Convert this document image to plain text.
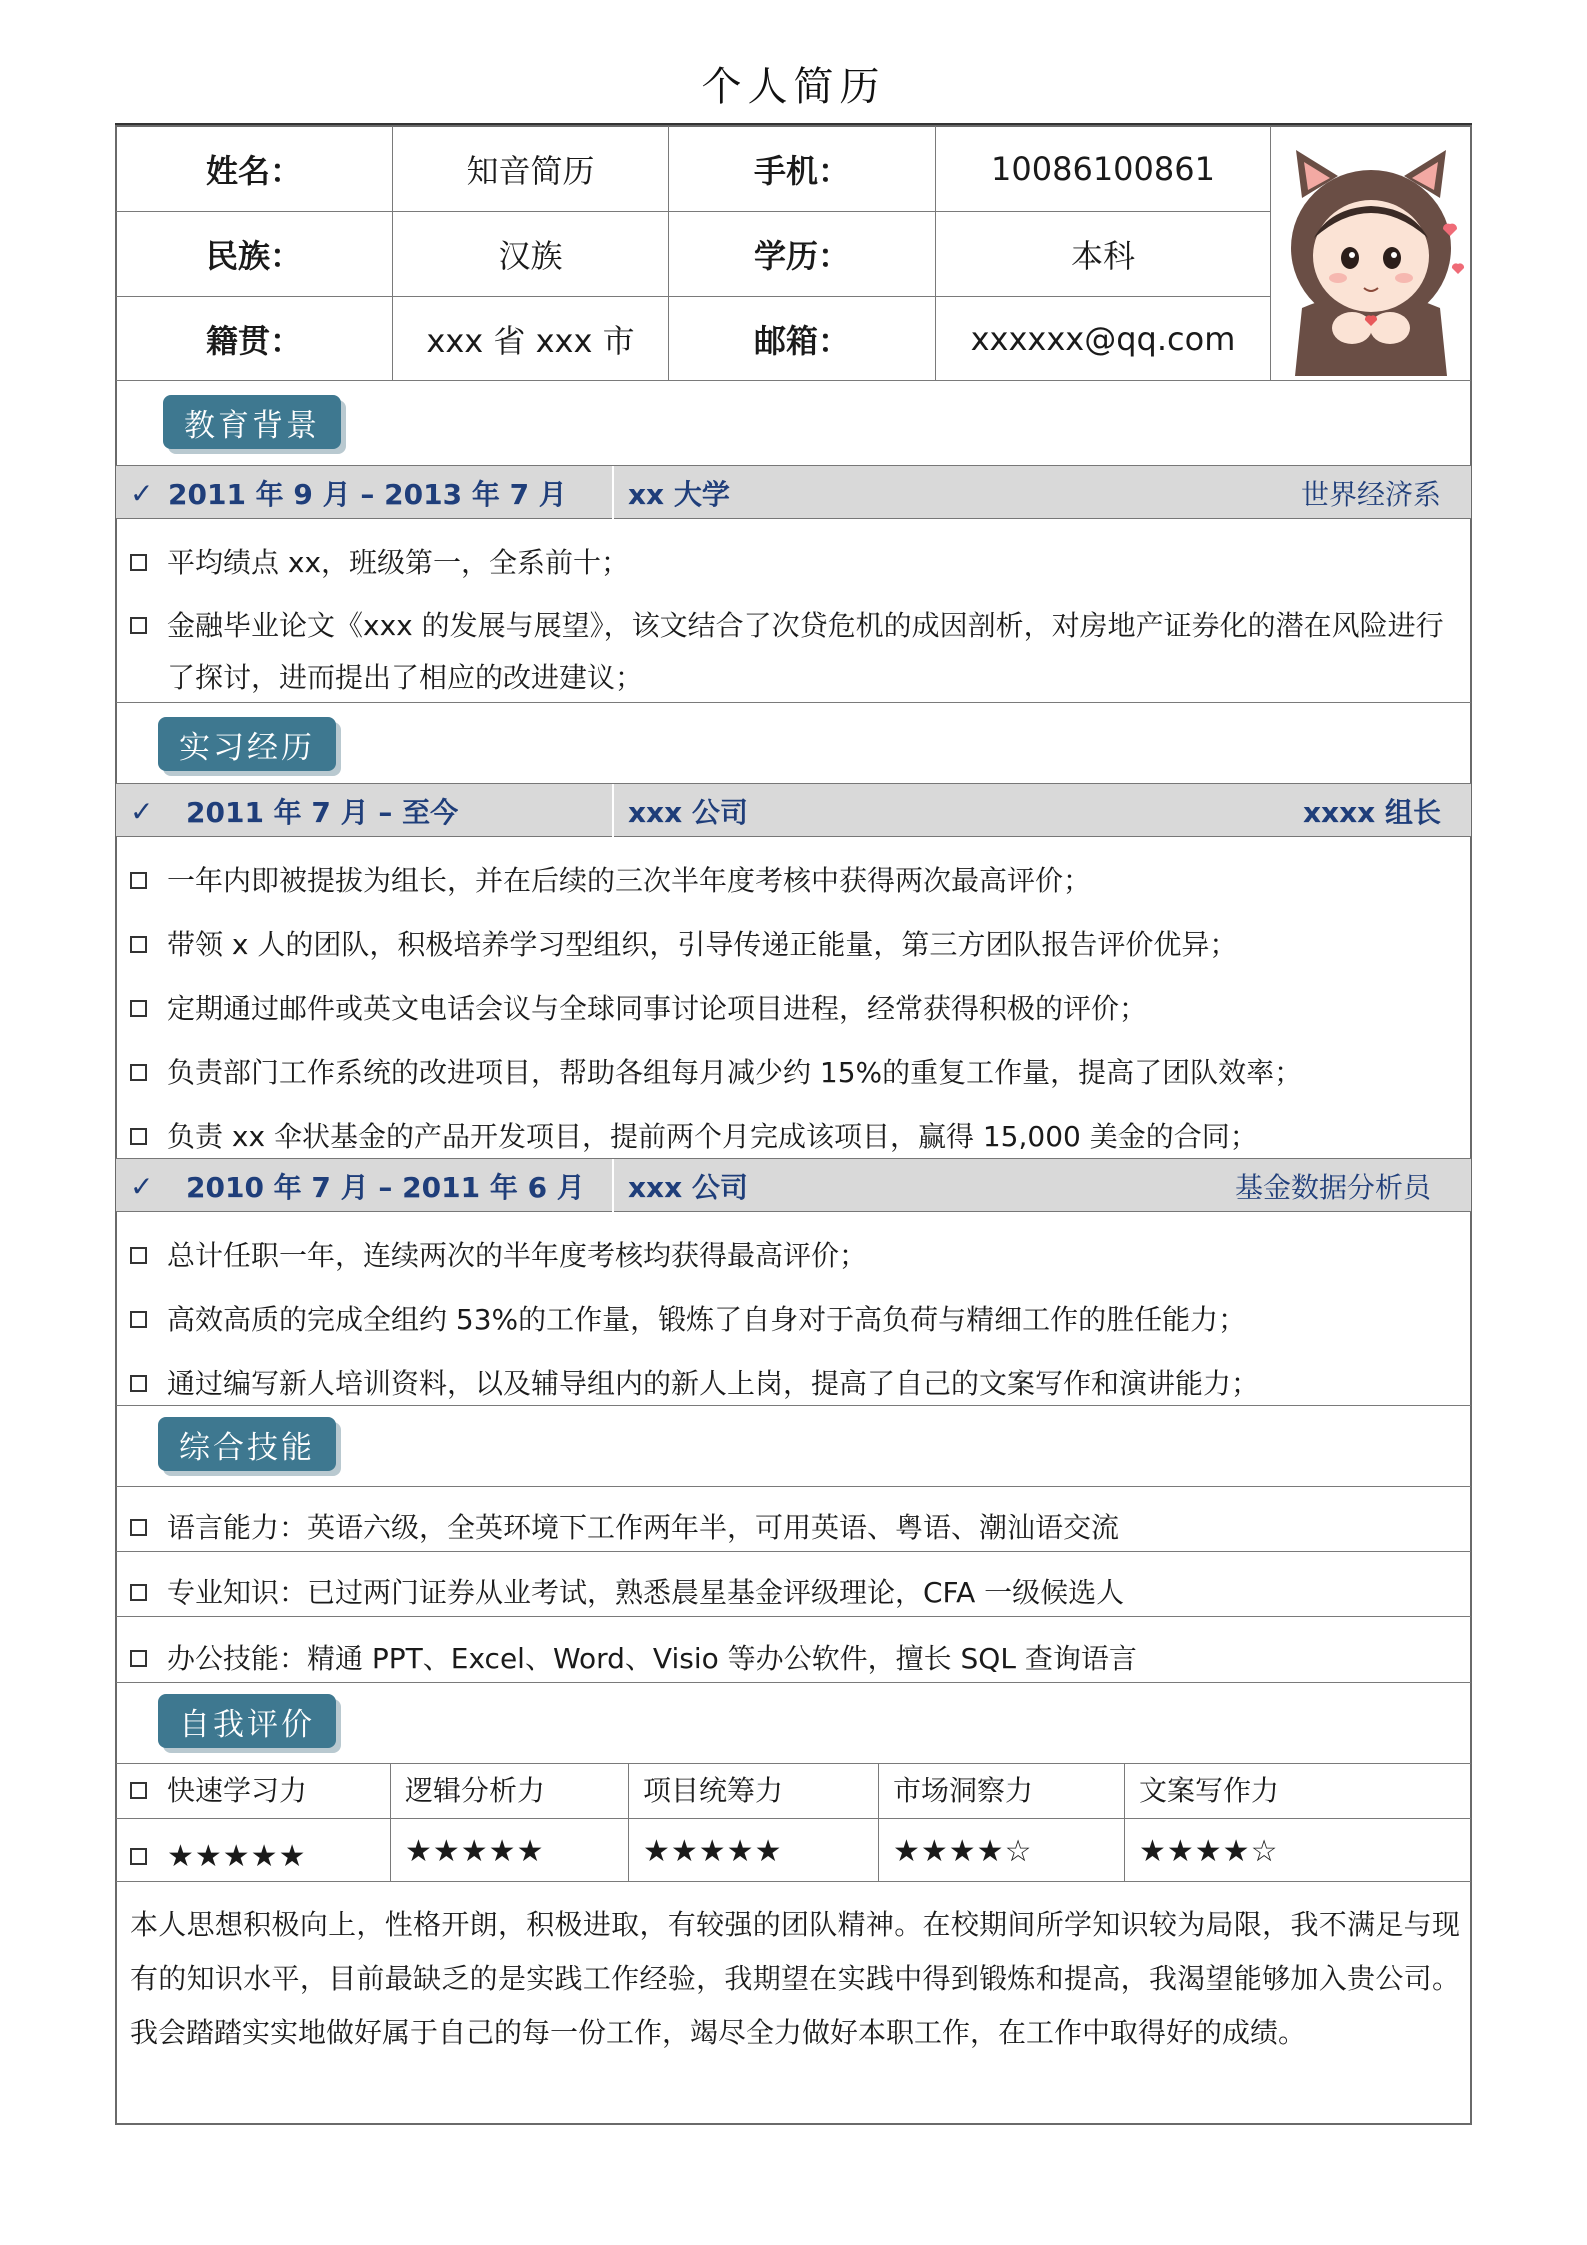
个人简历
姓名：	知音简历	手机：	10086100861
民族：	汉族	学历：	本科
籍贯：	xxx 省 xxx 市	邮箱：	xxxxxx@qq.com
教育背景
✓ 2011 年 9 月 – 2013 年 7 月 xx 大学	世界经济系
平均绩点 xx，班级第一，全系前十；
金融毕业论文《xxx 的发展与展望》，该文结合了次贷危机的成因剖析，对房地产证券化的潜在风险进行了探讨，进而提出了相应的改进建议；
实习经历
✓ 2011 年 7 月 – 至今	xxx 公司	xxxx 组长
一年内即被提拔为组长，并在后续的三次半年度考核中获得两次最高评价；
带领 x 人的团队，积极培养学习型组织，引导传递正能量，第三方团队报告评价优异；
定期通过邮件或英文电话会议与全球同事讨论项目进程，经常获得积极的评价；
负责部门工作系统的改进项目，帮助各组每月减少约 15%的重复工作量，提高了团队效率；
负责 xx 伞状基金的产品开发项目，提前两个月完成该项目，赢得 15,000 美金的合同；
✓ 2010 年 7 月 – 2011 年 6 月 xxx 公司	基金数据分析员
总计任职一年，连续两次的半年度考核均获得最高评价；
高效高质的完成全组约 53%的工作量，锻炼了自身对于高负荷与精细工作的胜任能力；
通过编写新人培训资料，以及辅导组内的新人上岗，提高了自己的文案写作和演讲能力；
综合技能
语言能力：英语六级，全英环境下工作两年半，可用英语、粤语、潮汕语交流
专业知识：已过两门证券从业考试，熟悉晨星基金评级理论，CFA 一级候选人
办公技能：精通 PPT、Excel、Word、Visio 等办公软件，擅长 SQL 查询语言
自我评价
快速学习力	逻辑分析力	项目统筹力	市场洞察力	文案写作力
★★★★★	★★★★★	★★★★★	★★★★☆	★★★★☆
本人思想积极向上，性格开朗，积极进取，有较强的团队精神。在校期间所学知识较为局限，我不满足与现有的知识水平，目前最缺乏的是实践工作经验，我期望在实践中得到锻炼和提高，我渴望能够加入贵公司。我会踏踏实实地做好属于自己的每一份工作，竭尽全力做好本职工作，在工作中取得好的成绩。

◆ ◆ ◆ ◆ ◆

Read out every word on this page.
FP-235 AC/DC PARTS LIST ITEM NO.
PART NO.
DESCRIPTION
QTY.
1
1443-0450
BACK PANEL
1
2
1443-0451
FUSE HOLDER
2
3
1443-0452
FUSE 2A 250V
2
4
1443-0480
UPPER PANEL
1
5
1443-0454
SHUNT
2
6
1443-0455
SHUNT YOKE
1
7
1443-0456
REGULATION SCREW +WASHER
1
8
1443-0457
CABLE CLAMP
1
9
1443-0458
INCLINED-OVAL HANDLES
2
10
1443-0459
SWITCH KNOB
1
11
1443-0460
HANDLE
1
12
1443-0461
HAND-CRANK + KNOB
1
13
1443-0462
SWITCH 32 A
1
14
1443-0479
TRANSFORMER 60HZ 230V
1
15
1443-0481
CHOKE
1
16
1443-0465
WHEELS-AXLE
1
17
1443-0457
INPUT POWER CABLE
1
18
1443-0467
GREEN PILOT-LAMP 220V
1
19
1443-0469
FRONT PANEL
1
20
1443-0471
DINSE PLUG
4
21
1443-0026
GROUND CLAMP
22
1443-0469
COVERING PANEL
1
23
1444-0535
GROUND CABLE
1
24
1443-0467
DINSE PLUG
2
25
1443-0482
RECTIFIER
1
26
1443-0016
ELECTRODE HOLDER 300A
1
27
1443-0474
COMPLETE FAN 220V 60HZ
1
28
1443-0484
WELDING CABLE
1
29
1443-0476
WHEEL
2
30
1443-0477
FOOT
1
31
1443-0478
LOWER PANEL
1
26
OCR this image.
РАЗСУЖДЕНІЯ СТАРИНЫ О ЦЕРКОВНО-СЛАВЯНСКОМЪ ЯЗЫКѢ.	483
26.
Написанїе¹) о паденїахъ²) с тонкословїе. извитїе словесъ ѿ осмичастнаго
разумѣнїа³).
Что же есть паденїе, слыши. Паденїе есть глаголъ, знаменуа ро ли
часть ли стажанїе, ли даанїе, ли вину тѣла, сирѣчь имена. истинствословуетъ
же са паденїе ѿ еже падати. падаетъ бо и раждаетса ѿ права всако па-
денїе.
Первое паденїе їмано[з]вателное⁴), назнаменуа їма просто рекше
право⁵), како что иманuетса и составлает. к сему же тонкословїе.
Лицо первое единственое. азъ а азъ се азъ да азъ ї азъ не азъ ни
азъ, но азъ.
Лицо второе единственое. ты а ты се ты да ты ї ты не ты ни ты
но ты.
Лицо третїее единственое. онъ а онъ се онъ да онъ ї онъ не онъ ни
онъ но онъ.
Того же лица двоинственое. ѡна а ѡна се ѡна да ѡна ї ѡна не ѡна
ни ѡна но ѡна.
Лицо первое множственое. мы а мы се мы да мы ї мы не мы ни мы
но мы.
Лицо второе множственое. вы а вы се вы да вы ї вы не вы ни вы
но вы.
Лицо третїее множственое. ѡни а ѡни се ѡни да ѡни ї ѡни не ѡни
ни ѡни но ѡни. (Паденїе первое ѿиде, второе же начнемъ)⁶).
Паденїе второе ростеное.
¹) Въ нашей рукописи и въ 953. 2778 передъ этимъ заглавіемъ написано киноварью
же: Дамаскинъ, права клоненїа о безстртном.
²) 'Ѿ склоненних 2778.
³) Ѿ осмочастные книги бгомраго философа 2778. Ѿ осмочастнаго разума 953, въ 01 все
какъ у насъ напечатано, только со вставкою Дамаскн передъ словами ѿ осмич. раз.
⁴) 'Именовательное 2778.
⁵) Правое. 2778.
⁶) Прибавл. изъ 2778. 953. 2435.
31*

◆ ◆ ◆ ◆ ◆

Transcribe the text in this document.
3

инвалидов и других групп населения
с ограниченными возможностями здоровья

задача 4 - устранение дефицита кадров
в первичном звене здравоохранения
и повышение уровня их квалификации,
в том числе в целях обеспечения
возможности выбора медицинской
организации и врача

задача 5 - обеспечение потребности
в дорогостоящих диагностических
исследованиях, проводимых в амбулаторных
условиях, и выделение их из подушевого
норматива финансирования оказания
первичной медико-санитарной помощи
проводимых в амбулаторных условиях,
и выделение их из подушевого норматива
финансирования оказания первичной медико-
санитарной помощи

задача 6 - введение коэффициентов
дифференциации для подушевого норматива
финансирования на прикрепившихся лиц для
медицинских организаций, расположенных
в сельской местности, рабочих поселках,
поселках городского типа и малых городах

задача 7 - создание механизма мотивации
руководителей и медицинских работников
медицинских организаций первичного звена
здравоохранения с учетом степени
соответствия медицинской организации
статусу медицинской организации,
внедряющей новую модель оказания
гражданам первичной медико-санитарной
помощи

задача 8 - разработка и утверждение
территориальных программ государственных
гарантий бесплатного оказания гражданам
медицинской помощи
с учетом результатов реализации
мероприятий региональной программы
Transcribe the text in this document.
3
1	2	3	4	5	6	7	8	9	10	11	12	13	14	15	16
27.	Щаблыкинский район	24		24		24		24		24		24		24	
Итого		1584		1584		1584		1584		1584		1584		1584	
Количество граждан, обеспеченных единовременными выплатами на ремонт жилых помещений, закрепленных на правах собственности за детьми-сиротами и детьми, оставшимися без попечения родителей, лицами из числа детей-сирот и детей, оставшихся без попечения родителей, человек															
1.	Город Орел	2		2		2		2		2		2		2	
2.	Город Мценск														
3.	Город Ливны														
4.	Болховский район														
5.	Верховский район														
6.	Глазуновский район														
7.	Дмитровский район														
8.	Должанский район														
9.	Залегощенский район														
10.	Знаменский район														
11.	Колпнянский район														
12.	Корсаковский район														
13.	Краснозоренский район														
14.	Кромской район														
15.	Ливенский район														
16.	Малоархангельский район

◆ ◆ ◆ ◆ ◆

**Given problem:** Reply with the number of lines in the preceding entries that contain "CABLE", and no other words.

**Answer to the exercise:** 4